++++ Data for this exercise

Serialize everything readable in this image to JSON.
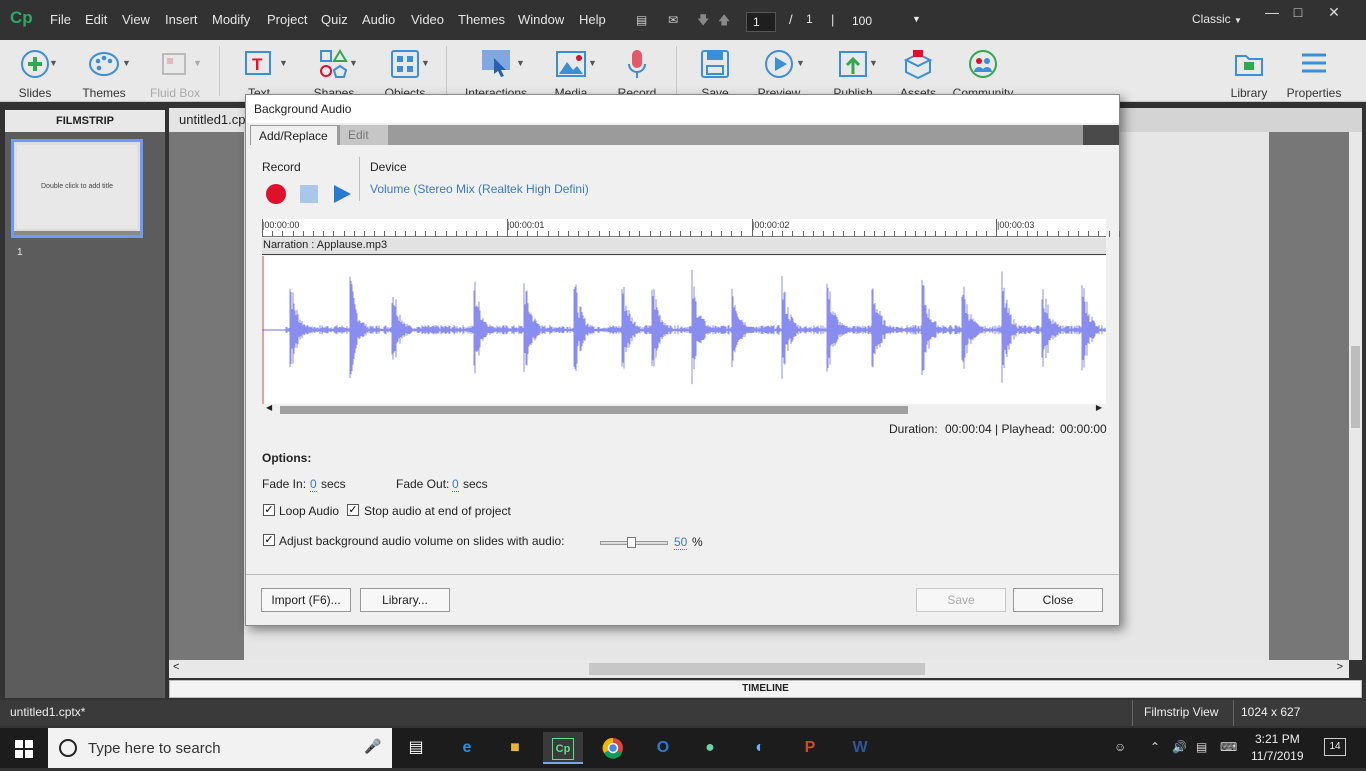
{
  "app": {
    "logo": "Cp",
    "menu": [
      "File",
      "Edit",
      "View",
      "Insert",
      "Modify",
      "Project",
      "Quiz",
      "Audio",
      "Video",
      "Themes",
      "Window",
      "Help"
    ],
    "page_current": "1",
    "page_sep": "/",
    "page_total": "1",
    "zoom": "100",
    "workspace": "Classic"
  },
  "toolbar": {
    "slides": "Slides",
    "themes": "Themes",
    "fluid_box": "Fluid Box",
    "text": "Text",
    "shapes": "Shapes",
    "objects": "Objects",
    "interactions": "Interactions",
    "media": "Media",
    "record": "Record",
    "save": "Save",
    "preview": "Preview",
    "publish": "Publish",
    "assets": "Assets",
    "community": "Community",
    "library": "Library",
    "properties": "Properties"
  },
  "filmstrip": {
    "header": "FILMSTRIP",
    "slide_placeholder": "Double click to add title",
    "slide_number": "1"
  },
  "document": {
    "tab": "untitled1.cp"
  },
  "timeline": "TIMELINE",
  "statusbar": {
    "file": "untitled1.cptx*",
    "view": "Filmstrip View",
    "size": "1024 x 627"
  },
  "dialog": {
    "title": "Background Audio",
    "tab_add": "Add/Replace",
    "tab_edit": "Edit",
    "record_label": "Record",
    "device_label": "Device",
    "device_value": "Volume (Stereo Mix (Realtek High Defini)",
    "ruler": [
      "|00:00:00",
      "|00:00:01",
      "|00:00:02",
      "|00:00:03"
    ],
    "narration": "Narration : Applause.mp3",
    "duration_label": "Duration:",
    "duration_value": "00:00:04",
    "playhead_label": "| Playhead:",
    "playhead_value": "00:00:00",
    "options": "Options:",
    "fade_in_label": "Fade In:",
    "fade_in_value": "0",
    "fade_out_label": "Fade Out:",
    "fade_out_value": "0",
    "secs": "secs",
    "loop_audio": "Loop Audio",
    "stop_audio": "Stop audio at end of project",
    "adjust_volume": "Adjust background audio volume on slides with audio:",
    "volume_value": "50",
    "volume_unit": "%",
    "volume_level": 0.5,
    "import_btn": "Import (F6)...",
    "library_btn": "Library...",
    "save_btn": "Save",
    "close_btn": "Close"
  },
  "taskbar": {
    "search": "Type here to search",
    "time": "3:21 PM",
    "date": "11/7/2019",
    "notifications": "14"
  },
  "colors": {
    "waveform": "#8a8df0",
    "record": "#e0102a",
    "accent": "#3b7ac7"
  }
}
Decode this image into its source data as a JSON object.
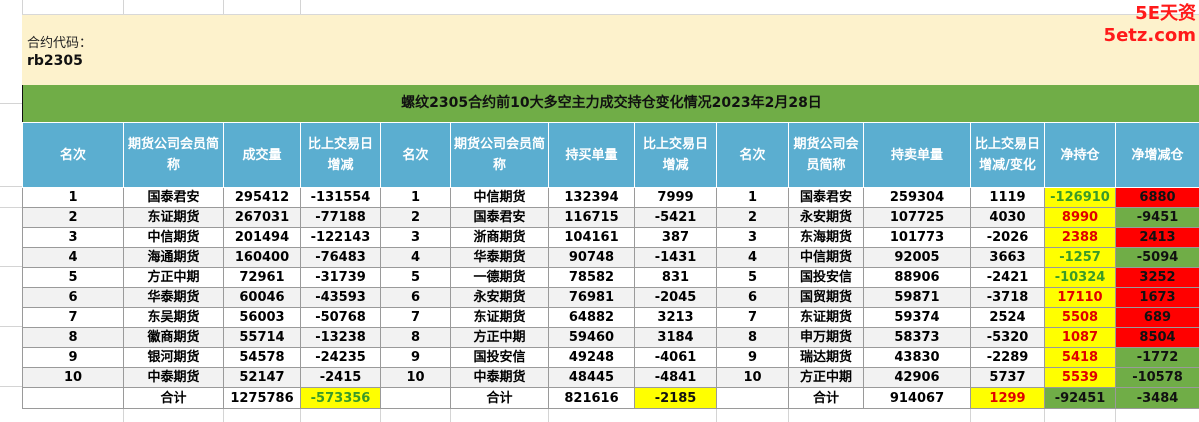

++++++++

--- Task to complete ---
Omit the images and transcribe all of the records above word for word.

--- Exercise result ---
Serialize everything readable in this image to JSON.
{
  "app": {
    "logo": "Cp",
    "menu": [
      "File",
      "Edit",
      "View",
      "Insert",
      "Modify",
      "Project",
      "Quiz",
      "Audio",
      "Video",
      "Themes",
      "Window",
      "Help"
    ],
    "page_current": "1",
    "page_sep": "/",
    "page_total": "1",
    "zoom": "100",
    "workspace": "Classic"
  },
  "toolbar": {
    "slides": "Slides",
    "themes": "Themes",
    "fluid_box": "Fluid Box",
    "text": "Text",
    "shapes": "Shapes",
    "objects": "Objects",
    "interactions": "Interactions",
    "media": "Media",
    "record": "Record",
    "save": "Save",
    "preview": "Preview",
    "publish": "Publish",
    "assets": "Assets",
    "community": "Community",
    "library": "Library",
    "properties": "Properties"
  },
  "filmstrip": {
    "header": "FILMSTRIP",
    "slide_placeholder": "Double click to add title",
    "slide_number": "1"
  },
  "document": {
    "tab": "untitled1.cp"
  },
  "timeline": "TIMELINE",
  "statusbar": {
    "file": "untitled1.cptx*",
    "view": "Filmstrip View",
    "size": "1024 x 627"
  },
  "dialog": {
    "title": "Background Audio",
    "tab_add": "Add/Replace",
    "tab_edit": "Edit",
    "record_label": "Record",
    "device_label": "Device",
    "device_value": "Volume (Stereo Mix (Realtek High Defini)",
    "ruler": [
      "|00:00:00",
      "|00:00:01",
      "|00:00:02",
      "|00:00:03"
    ],
    "narration": "Narration : Applause.mp3",
    "duration_label": "Duration:",
    "duration_value": "00:00:04",
    "playhead_label": "| Playhead:",
    "playhead_value": "00:00:00",
    "options": "Options:",
    "fade_in_label": "Fade In:",
    "fade_in_value": "0",
    "fade_out_label": "Fade Out:",
    "fade_out_value": "0",
    "secs": "secs",
    "loop_audio": "Loop Audio",
    "stop_audio": "Stop audio at end of project",
    "adjust_volume": "Adjust background audio volume on slides with audio:",
    "volume_value": "50",
    "volume_unit": "%",
    "volume_level": 0.5,
    "import_btn": "Import (F6)...",
    "library_btn": "Library...",
    "save_btn": "Save",
    "close_btn": "Close"
  },
  "taskbar": {
    "search": "Type here to search",
    "time": "3:21 PM",
    "date": "11/7/2019",
    "notifications": "14"
  },
  "colors": {
    "waveform": "#8a8df0",
    "record": "#e0102a",
    "accent": "#3b7ac7"
  }
}
Decode this image into its source data as a JSON object.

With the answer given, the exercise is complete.